[Stored entries]
■ ■ ■

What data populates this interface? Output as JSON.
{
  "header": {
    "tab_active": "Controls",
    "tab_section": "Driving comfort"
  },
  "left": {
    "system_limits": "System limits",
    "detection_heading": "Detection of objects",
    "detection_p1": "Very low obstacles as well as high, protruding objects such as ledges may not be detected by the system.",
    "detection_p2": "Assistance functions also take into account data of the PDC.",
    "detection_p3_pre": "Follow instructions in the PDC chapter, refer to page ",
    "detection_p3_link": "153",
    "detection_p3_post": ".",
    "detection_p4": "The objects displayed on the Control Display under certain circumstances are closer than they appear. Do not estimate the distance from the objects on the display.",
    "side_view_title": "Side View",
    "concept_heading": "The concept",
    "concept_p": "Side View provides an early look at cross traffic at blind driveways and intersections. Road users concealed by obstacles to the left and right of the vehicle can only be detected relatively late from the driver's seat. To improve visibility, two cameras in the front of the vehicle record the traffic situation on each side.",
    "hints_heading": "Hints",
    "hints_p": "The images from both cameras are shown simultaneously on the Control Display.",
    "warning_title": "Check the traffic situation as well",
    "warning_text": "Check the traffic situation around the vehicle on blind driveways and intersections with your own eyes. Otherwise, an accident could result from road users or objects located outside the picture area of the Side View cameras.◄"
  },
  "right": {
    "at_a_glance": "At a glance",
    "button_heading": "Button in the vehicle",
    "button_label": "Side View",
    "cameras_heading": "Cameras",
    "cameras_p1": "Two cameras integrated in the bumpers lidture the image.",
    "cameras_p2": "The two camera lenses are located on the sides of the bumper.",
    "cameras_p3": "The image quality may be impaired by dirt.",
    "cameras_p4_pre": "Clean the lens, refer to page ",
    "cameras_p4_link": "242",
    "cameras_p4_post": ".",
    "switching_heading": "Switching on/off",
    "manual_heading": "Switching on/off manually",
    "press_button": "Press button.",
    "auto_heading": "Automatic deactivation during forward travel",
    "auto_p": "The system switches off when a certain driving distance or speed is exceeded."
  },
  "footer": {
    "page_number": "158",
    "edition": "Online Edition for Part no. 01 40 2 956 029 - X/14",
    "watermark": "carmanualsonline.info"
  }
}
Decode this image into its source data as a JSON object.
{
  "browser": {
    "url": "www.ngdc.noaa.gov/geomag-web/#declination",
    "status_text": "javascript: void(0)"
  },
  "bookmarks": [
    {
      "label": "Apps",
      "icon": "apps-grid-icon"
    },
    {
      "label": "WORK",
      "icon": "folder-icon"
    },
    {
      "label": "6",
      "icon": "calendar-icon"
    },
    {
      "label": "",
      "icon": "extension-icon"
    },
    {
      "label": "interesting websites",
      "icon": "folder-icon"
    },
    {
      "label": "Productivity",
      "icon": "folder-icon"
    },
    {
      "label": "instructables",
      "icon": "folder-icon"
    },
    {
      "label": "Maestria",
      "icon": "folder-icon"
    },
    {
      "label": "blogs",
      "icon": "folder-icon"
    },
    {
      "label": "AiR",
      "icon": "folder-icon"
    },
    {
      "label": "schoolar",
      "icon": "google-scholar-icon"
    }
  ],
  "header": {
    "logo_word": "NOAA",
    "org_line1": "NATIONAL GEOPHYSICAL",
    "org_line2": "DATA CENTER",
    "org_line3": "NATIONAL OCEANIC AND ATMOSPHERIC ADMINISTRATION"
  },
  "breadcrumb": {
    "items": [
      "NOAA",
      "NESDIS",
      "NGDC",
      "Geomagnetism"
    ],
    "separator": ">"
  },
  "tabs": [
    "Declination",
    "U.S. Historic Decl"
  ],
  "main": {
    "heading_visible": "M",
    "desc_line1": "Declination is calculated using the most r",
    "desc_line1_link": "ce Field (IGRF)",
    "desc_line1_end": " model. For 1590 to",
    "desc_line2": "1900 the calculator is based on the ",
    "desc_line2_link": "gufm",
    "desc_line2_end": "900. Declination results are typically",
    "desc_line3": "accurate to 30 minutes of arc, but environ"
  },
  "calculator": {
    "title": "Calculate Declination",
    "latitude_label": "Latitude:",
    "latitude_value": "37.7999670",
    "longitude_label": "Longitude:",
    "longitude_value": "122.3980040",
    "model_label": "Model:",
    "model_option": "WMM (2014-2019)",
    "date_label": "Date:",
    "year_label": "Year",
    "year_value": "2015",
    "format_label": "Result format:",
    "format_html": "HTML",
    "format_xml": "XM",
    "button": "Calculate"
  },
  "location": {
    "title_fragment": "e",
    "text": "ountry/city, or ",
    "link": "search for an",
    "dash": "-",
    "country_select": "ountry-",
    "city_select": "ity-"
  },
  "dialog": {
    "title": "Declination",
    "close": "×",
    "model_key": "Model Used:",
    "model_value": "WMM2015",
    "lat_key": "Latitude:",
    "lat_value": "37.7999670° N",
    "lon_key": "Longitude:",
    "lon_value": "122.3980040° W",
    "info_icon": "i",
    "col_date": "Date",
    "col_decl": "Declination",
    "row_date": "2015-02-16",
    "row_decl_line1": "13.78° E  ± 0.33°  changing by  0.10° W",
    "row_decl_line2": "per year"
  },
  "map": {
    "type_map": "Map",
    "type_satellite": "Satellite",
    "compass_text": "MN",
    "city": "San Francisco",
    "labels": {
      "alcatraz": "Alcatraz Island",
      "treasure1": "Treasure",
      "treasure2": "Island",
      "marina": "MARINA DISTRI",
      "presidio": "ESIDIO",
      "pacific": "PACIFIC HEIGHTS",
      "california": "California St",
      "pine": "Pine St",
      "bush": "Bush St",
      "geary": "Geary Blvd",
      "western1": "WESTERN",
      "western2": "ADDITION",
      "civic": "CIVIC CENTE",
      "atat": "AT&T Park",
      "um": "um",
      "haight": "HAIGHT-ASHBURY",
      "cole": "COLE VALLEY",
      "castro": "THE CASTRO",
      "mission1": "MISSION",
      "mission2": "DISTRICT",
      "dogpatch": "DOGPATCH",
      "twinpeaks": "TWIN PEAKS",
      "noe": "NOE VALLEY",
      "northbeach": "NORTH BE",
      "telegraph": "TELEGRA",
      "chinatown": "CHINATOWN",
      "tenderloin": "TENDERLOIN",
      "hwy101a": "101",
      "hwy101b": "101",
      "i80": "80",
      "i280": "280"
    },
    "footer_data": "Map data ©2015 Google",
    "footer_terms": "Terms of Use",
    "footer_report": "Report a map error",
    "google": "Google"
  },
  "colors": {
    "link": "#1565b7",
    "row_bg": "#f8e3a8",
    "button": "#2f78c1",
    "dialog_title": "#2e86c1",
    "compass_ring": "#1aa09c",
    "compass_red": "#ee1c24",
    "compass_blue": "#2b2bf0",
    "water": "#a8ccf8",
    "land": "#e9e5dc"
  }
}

■ ■ ■

» **PROBLEM STATEMENT**:
Go through the records and print each one exactly.

» **RESULT OF THE EXERCISE**:
What data populates this interface? Output as JSON.
{
  "header": {
    "tab_active": "Controls",
    "tab_section": "Driving comfort"
  },
  "left": {
    "system_limits": "System limits",
    "detection_heading": "Detection of objects",
    "detection_p1": "Very low obstacles as well as high, protruding objects such as ledges may not be detected by the system.",
    "detection_p2": "Assistance functions also take into account data of the PDC.",
    "detection_p3_pre": "Follow instructions in the PDC chapter, refer to page ",
    "detection_p3_link": "153",
    "detection_p3_post": ".",
    "detection_p4": "The objects displayed on the Control Display under certain circumstances are closer than they appear. Do not estimate the distance from the objects on the display.",
    "side_view_title": "Side View",
    "concept_heading": "The concept",
    "concept_p": "Side View provides an early look at cross traffic at blind driveways and intersections. Road users concealed by obstacles to the left and right of the vehicle can only be detected relatively late from the driver's seat. To improve visibility, two cameras in the front of the vehicle record the traffic situation on each side.",
    "hints_heading": "Hints",
    "hints_p": "The images from both cameras are shown simultaneously on the Control Display.",
    "warning_title": "Check the traffic situation as well",
    "warning_text": "Check the traffic situation around the vehicle on blind driveways and intersections with your own eyes. Otherwise, an accident could result from road users or objects located outside the picture area of the Side View cameras.◄"
  },
  "right": {
    "at_a_glance": "At a glance",
    "button_heading": "Button in the vehicle",
    "button_label": "Side View",
    "cameras_heading": "Cameras",
    "cameras_p1": "Two cameras integrated in the bumpers lidture the image.",
    "cameras_p2": "The two camera lenses are located on the sides of the bumper.",
    "cameras_p3": "The image quality may be impaired by dirt.",
    "cameras_p4_pre": "Clean the lens, refer to page ",
    "cameras_p4_link": "242",
    "cameras_p4_post": ".",
    "switching_heading": "Switching on/off",
    "manual_heading": "Switching on/off manually",
    "press_button": "Press button.",
    "auto_heading": "Automatic deactivation during forward travel",
    "auto_p": "The system switches off when a certain driving distance or speed is exceeded."
  },
  "footer": {
    "page_number": "158",
    "edition": "Online Edition for Part no. 01 40 2 956 029 - X/14",
    "watermark": "carmanualsonline.info"
  }
}
Decode this image into its source data as a JSON object.
{
  "browser": {
    "url": "www.ngdc.noaa.gov/geomag-web/#declination",
    "status_text": "javascript: void(0)"
  },
  "bookmarks": [
    {
      "label": "Apps",
      "icon": "apps-grid-icon"
    },
    {
      "label": "WORK",
      "icon": "folder-icon"
    },
    {
      "label": "6",
      "icon": "calendar-icon"
    },
    {
      "label": "",
      "icon": "extension-icon"
    },
    {
      "label": "interesting websites",
      "icon": "folder-icon"
    },
    {
      "label": "Productivity",
      "icon": "folder-icon"
    },
    {
      "label": "instructables",
      "icon": "folder-icon"
    },
    {
      "label": "Maestria",
      "icon": "folder-icon"
    },
    {
      "label": "blogs",
      "icon": "folder-icon"
    },
    {
      "label": "AiR",
      "icon": "folder-icon"
    },
    {
      "label": "schoolar",
      "icon": "google-scholar-icon"
    }
  ],
  "header": {
    "logo_word": "NOAA",
    "org_line1": "NATIONAL GEOPHYSICAL",
    "org_line2": "DATA CENTER",
    "org_line3": "NATIONAL OCEANIC AND ATMOSPHERIC ADMINISTRATION"
  },
  "breadcrumb": {
    "items": [
      "NOAA",
      "NESDIS",
      "NGDC",
      "Geomagnetism"
    ],
    "separator": ">"
  },
  "tabs": [
    "Declination",
    "U.S. Historic Decl"
  ],
  "main": {
    "heading_visible": "M",
    "desc_line1": "Declination is calculated using the most r",
    "desc_line1_link": "ce Field (IGRF)",
    "desc_line1_end": " model. For 1590 to",
    "desc_line2": "1900 the calculator is based on the ",
    "desc_line2_link": "gufm",
    "desc_line2_end": "900. Declination results are typically",
    "desc_line3": "accurate to 30 minutes of arc, but environ"
  },
  "calculator": {
    "title": "Calculate Declination",
    "latitude_label": "Latitude:",
    "latitude_value": "37.7999670",
    "longitude_label": "Longitude:",
    "longitude_value": "122.3980040",
    "model_label": "Model:",
    "model_option": "WMM (2014-2019)",
    "date_label": "Date:",
    "year_label": "Year",
    "year_value": "2015",
    "format_label": "Result format:",
    "format_html": "HTML",
    "format_xml": "XM",
    "button": "Calculate"
  },
  "location": {
    "title_fragment": "e",
    "text": "ountry/city, or ",
    "link": "search for an",
    "dash": "-",
    "country_select": "ountry-",
    "city_select": "ity-"
  },
  "dialog": {
    "title": "Declination",
    "close": "×",
    "model_key": "Model Used:",
    "model_value": "WMM2015",
    "lat_key": "Latitude:",
    "lat_value": "37.7999670° N",
    "lon_key": "Longitude:",
    "lon_value": "122.3980040° W",
    "info_icon": "i",
    "col_date": "Date",
    "col_decl": "Declination",
    "row_date": "2015-02-16",
    "row_decl_line1": "13.78° E  ± 0.33°  changing by  0.10° W",
    "row_decl_line2": "per year"
  },
  "map": {
    "type_map": "Map",
    "type_satellite": "Satellite",
    "compass_text": "MN",
    "city": "San Francisco",
    "labels": {
      "alcatraz": "Alcatraz Island",
      "treasure1": "Treasure",
      "treasure2": "Island",
      "marina": "MARINA DISTRI",
      "presidio": "ESIDIO",
      "pacific": "PACIFIC HEIGHTS",
      "california": "California St",
      "pine": "Pine St",
      "bush": "Bush St",
      "geary": "Geary Blvd",
      "western1": "WESTERN",
      "western2": "ADDITION",
      "civic": "CIVIC CENTE",
      "atat": "AT&T Park",
      "um": "um",
      "haight": "HAIGHT-ASHBURY",
      "cole": "COLE VALLEY",
      "castro": "THE CASTRO",
      "mission1": "MISSION",
      "mission2": "DISTRICT",
      "dogpatch": "DOGPATCH",
      "twinpeaks": "TWIN PEAKS",
      "noe": "NOE VALLEY",
      "northbeach": "NORTH BE",
      "telegraph": "TELEGRA",
      "chinatown": "CHINATOWN",
      "tenderloin": "TENDERLOIN",
      "hwy101a": "101",
      "hwy101b": "101",
      "i80": "80",
      "i280": "280"
    },
    "footer_data": "Map data ©2015 Google",
    "footer_terms": "Terms of Use",
    "footer_report": "Report a map error",
    "google": "Google"
  },
  "colors": {
    "link": "#1565b7",
    "row_bg": "#f8e3a8",
    "button": "#2f78c1",
    "dialog_title": "#2e86c1",
    "compass_ring": "#1aa09c",
    "compass_red": "#ee1c24",
    "compass_blue": "#2b2bf0",
    "water": "#a8ccf8",
    "land": "#e9e5dc"
  }
}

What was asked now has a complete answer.